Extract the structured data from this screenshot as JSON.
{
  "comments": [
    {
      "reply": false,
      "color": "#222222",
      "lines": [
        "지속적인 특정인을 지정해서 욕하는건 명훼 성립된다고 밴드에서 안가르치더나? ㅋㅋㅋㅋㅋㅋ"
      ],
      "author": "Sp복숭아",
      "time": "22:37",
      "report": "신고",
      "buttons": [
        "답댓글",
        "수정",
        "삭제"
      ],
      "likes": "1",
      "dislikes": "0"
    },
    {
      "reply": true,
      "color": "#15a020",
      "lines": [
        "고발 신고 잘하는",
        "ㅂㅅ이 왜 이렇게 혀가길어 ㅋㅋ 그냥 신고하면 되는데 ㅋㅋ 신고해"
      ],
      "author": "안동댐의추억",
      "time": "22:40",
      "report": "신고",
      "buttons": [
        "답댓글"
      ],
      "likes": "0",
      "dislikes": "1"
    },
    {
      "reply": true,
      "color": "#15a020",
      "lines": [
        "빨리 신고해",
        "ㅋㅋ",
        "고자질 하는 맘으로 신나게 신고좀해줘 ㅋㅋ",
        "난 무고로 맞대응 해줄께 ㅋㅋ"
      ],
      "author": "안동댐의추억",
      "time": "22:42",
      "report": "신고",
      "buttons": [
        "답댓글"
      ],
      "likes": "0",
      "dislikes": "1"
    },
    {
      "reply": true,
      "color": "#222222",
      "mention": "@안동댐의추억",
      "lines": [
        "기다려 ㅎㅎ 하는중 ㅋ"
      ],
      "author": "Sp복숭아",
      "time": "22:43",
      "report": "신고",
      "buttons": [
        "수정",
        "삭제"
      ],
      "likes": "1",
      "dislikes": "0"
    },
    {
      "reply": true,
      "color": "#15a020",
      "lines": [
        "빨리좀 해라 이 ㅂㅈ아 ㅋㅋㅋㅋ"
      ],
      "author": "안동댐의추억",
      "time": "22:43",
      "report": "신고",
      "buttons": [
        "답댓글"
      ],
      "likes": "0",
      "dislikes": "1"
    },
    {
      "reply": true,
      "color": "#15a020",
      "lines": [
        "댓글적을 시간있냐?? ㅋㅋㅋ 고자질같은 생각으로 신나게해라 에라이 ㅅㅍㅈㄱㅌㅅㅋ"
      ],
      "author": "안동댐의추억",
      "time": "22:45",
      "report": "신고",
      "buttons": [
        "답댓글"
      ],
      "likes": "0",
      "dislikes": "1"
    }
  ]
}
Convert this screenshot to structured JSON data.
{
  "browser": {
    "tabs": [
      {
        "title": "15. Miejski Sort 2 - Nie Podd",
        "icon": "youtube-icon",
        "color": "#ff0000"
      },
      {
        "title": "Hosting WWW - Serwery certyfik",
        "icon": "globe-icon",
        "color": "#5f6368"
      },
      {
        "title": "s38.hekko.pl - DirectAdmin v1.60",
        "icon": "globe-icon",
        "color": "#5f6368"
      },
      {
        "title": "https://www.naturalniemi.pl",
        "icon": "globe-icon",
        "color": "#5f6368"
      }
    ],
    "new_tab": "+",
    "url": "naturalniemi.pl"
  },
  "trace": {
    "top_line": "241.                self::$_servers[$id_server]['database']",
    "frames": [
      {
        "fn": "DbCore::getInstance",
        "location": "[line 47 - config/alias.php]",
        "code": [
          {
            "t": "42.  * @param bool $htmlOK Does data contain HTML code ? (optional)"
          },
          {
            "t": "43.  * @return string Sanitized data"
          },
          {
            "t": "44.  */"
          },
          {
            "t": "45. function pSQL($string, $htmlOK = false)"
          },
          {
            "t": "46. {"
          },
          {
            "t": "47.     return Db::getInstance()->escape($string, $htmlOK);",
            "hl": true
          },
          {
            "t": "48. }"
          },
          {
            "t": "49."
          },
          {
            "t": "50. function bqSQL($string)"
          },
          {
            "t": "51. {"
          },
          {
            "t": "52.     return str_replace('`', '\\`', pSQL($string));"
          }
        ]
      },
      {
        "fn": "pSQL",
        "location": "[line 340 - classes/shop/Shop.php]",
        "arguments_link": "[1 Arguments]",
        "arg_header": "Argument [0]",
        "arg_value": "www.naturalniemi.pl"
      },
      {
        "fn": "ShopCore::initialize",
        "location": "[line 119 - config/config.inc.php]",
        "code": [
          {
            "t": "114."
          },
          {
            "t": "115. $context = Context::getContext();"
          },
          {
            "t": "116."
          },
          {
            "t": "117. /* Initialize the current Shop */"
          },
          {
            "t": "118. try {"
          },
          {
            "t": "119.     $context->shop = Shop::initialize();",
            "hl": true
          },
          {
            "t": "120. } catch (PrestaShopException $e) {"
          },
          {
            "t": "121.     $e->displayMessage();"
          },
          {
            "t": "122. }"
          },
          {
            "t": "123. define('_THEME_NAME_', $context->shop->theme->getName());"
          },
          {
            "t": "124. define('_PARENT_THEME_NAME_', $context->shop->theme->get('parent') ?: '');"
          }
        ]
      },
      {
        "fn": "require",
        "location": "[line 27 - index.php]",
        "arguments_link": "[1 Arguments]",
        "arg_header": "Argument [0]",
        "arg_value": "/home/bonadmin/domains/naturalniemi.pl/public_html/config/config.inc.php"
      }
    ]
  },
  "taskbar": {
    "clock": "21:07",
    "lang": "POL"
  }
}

# # # # # # #

** WORK REQUIRED **
Select the lines in this material that hold the word "naturalniemi", leaving none out.

** RESPONSE **
        "title": "https://www.naturalniemi.pl",
    "url": "naturalniemi.pl"
        "arg_value": "www.naturalniemi.pl"
        "arg_value": "/home/bonadmin/domains/naturalniemi.pl/public_html/config/config.inc.php"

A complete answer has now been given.